Stated task – Find the number of lines containing the string "Sorbarum" in the data. Answer with the number by itself.

Record extracts start

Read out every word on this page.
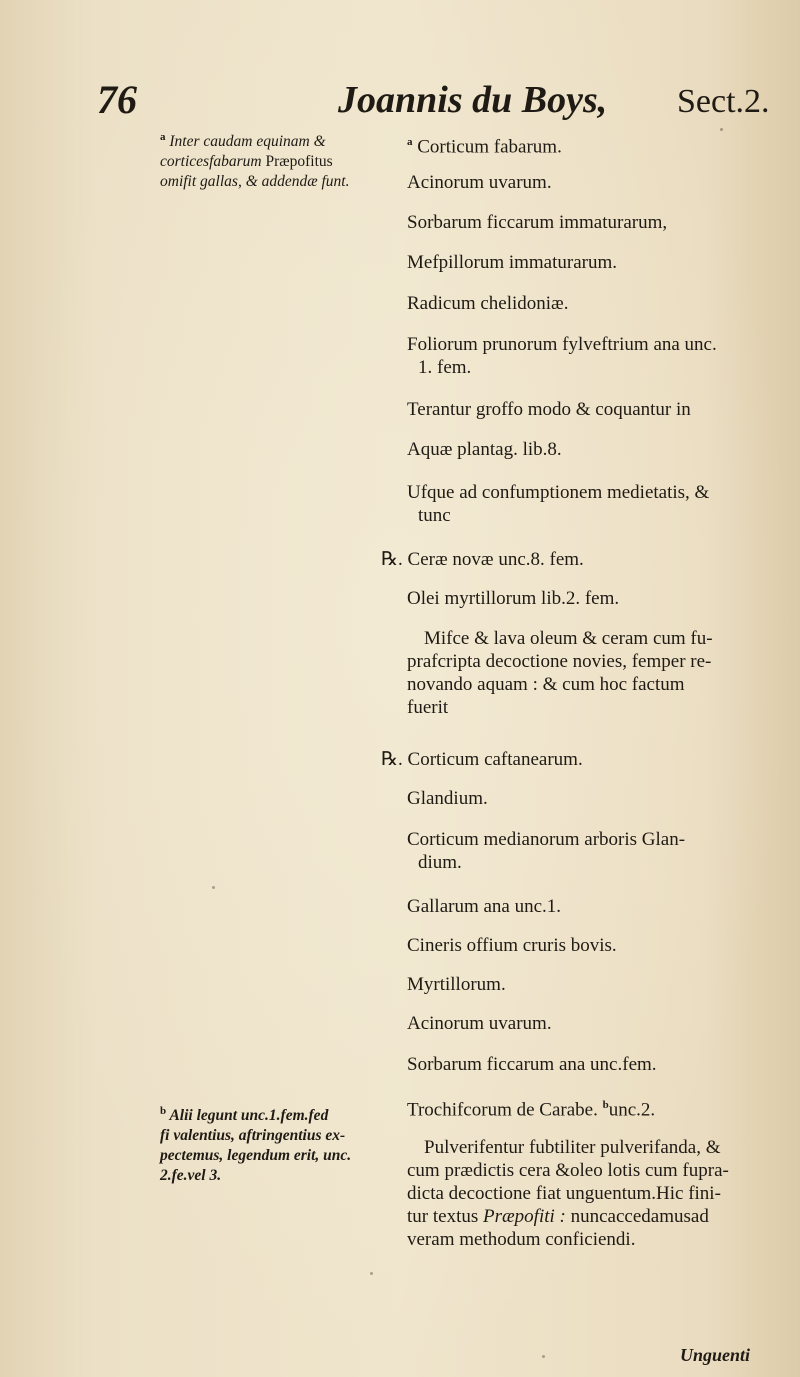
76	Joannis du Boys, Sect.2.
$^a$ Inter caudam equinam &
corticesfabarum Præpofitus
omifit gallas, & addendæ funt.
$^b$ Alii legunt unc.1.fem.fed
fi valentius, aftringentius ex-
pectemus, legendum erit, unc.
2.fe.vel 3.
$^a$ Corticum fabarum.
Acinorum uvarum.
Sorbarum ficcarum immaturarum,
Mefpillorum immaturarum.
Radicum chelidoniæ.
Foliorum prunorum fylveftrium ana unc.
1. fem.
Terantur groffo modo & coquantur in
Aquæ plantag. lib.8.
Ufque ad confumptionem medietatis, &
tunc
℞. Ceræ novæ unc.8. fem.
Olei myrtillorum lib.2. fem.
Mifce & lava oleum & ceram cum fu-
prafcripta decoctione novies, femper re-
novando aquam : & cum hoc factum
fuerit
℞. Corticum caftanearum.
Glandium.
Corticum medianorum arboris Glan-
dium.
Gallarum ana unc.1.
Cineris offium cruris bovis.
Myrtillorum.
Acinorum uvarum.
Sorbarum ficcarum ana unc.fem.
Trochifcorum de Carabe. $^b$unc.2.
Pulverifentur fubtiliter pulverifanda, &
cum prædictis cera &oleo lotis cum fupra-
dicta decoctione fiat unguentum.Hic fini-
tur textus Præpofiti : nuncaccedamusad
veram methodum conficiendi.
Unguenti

Record extracts end

In response – 2